Set task.
Reproduce the entries word for word, from the very first line through the line containing "black ferrule [1263, 601, 1402, 729]", with both ends included.

· · · · ·

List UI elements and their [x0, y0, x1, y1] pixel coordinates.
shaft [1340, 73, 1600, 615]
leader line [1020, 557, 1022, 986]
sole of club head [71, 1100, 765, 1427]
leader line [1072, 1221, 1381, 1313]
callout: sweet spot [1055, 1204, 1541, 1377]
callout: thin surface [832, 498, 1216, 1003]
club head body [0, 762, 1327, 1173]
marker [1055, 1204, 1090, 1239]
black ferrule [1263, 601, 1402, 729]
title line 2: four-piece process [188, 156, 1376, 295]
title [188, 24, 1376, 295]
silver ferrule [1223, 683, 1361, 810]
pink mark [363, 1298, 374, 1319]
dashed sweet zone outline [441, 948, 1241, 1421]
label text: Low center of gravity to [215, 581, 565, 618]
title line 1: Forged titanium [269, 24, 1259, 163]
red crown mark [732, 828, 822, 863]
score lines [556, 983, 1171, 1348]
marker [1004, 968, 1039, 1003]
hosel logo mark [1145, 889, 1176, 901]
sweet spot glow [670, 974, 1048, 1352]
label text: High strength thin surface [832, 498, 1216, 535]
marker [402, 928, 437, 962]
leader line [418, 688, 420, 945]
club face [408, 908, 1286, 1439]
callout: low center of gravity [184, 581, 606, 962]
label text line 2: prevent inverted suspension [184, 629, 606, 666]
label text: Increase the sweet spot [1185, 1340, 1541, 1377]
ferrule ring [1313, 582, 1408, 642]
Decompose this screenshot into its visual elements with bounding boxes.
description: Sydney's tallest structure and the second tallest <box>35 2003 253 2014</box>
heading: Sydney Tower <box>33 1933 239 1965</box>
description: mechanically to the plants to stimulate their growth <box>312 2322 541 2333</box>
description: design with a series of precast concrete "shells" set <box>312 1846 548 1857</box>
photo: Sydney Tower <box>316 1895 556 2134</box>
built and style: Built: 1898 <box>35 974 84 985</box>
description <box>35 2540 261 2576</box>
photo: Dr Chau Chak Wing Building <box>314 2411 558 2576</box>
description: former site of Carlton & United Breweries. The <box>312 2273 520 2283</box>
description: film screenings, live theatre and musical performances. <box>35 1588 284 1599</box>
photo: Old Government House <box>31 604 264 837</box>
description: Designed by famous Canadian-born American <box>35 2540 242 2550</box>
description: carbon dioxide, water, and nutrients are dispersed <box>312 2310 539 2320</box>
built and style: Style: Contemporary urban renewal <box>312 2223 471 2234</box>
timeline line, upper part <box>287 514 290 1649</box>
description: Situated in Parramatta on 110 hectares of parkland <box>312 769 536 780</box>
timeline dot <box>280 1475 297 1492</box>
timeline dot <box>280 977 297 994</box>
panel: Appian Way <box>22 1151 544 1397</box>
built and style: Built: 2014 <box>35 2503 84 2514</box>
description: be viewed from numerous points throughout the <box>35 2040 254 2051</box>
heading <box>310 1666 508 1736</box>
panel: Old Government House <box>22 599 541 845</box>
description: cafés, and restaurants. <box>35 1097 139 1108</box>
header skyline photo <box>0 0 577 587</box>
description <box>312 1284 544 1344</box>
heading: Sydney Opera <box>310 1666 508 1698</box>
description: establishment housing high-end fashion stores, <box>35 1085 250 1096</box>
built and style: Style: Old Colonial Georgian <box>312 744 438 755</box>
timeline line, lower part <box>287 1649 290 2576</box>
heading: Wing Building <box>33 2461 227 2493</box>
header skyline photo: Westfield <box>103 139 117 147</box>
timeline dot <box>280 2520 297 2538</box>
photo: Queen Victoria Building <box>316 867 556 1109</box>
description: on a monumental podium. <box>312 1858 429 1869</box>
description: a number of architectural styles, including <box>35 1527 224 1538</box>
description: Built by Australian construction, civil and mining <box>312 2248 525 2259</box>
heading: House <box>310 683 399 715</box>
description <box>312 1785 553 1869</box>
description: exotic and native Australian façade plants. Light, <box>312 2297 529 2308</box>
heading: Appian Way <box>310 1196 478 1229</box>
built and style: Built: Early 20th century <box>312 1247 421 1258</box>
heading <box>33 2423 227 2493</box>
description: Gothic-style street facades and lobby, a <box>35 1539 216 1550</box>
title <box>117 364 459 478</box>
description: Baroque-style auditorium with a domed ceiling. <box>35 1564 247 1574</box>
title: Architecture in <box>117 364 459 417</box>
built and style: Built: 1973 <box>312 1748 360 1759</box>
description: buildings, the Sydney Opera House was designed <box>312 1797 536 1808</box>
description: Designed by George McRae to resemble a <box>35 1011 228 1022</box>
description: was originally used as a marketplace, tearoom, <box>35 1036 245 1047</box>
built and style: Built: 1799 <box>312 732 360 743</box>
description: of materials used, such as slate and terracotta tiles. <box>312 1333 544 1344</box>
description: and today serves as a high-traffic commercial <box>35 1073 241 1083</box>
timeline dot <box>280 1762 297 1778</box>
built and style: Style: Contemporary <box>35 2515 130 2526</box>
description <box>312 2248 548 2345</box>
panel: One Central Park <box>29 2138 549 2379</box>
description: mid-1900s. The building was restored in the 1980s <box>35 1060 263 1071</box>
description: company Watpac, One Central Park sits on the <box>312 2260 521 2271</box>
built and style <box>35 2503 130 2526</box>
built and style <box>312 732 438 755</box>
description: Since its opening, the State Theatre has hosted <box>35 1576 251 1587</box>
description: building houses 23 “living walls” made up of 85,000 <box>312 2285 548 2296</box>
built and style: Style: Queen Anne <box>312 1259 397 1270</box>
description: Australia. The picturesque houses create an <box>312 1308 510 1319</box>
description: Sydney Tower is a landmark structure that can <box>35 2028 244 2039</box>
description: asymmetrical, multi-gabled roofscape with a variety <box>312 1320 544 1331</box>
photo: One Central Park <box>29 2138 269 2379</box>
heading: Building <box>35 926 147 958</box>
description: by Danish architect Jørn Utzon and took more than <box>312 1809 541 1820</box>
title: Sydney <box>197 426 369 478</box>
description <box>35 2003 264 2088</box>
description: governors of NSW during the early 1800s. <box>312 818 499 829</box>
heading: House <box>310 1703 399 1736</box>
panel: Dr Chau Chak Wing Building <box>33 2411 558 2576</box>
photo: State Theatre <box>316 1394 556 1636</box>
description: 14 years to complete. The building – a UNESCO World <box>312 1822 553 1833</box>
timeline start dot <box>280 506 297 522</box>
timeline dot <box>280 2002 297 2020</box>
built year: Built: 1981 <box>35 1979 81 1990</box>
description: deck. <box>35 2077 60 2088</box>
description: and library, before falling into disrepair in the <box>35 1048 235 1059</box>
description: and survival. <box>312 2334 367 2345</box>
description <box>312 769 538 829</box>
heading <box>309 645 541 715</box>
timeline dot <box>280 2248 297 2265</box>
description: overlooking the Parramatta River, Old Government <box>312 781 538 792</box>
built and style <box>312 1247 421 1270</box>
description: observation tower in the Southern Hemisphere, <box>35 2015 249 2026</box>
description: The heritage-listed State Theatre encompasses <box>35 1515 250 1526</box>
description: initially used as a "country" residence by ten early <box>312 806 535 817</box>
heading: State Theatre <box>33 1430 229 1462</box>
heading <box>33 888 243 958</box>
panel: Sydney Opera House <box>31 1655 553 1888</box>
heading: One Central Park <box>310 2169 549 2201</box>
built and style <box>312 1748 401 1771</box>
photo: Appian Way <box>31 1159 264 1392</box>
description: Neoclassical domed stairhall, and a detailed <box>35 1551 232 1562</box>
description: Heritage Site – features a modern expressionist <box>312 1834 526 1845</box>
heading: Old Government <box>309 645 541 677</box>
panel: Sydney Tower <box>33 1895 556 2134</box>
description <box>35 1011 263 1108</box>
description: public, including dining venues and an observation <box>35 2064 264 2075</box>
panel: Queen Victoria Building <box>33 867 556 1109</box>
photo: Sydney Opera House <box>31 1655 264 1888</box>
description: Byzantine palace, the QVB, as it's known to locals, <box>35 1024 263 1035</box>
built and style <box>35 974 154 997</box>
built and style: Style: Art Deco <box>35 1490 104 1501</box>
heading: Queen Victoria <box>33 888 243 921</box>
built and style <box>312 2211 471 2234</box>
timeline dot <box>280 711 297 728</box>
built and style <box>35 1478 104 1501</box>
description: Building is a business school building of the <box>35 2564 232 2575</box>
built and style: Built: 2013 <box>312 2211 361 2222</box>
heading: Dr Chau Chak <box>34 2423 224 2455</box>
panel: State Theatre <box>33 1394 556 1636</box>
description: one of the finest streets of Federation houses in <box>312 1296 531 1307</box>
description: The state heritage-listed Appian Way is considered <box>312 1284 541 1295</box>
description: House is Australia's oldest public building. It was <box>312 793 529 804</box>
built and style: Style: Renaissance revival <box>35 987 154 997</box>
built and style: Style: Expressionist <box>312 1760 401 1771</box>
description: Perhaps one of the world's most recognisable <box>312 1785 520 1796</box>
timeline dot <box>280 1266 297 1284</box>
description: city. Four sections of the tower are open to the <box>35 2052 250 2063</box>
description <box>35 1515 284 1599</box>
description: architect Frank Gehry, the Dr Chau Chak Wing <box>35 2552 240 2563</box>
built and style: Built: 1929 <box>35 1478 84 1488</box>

· · · · ·

Output for this exercise.
List UI elements and their [x0, y0, x1, y1] pixel coordinates.
shaft [1340, 73, 1600, 615]
leader line [1020, 557, 1022, 986]
sole of club head [71, 1100, 765, 1427]
leader line [1072, 1221, 1381, 1313]
callout: sweet spot [1055, 1204, 1541, 1377]
callout: thin surface [832, 498, 1216, 1003]
club head body [0, 762, 1327, 1173]
marker [1055, 1204, 1090, 1239]
black ferrule [1263, 601, 1402, 729]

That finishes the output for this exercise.